== Input records ==
____
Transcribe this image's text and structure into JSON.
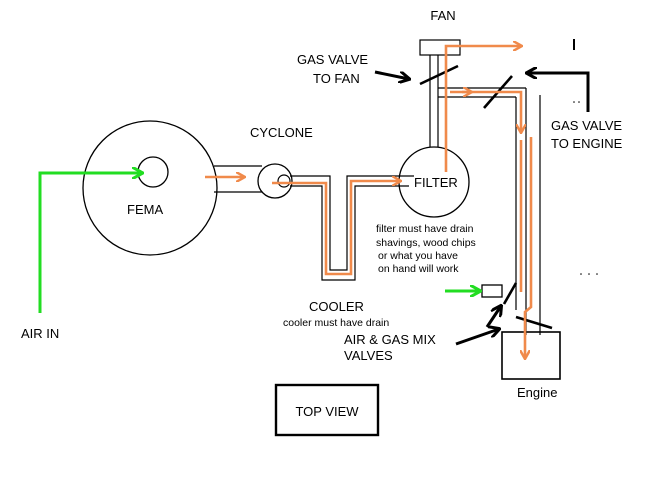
{
  "labels": {
    "fan": "FAN",
    "gas_valve_to_fan_1": "GAS VALVE",
    "gas_valve_to_fan_2": "TO FAN",
    "gas_valve_to_engine_1": "GAS VALVE",
    "gas_valve_to_engine_2": "TO ENGINE",
    "cyclone": "CYCLONE",
    "fema": "FEMA",
    "filter": "FILTER",
    "filter_note_1": "filter must have drain",
    "filter_note_2": "shavings, wood chips",
    "filter_note_3": "or what you have",
    "filter_note_4": "on hand will work",
    "cooler": "COOLER",
    "cooler_note": "cooler must have drain",
    "air_in": "AIR IN",
    "mix_valves_1": "AIR & GAS MIX",
    "mix_valves_2": "VALVES",
    "engine": "Engine",
    "top_view": "TOP VIEW"
  },
  "colors": {
    "gas_flow": "#f08a4b",
    "air_flow": "#22dd22",
    "pipe": "#000000",
    "background": "#ffffff"
  }
}
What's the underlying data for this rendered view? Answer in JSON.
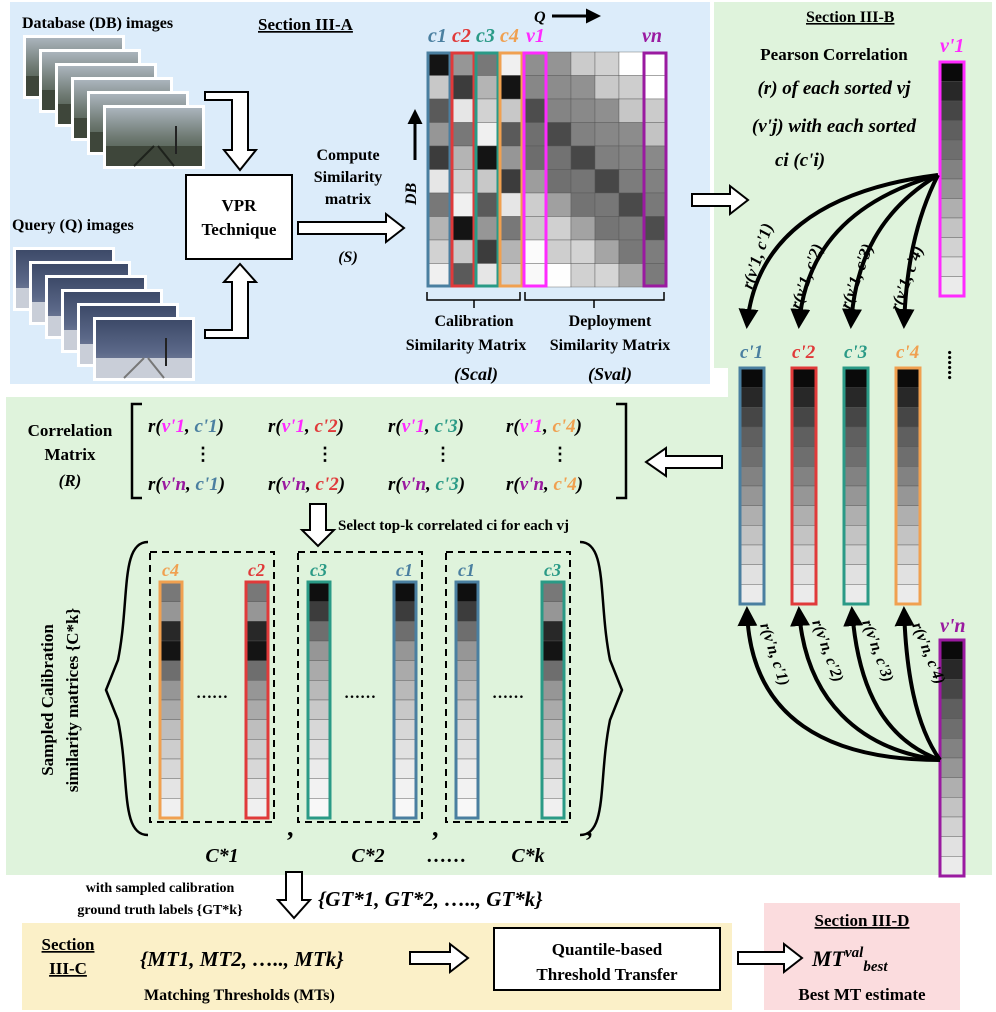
____
== Stated task ==
Give every line of the material that includes the string "have".

== Solution for this problem ==
    "filter_note_1": "filter must have drain",
    "filter_note_3": "or what you have",
    "cooler_note": "cooler must have drain",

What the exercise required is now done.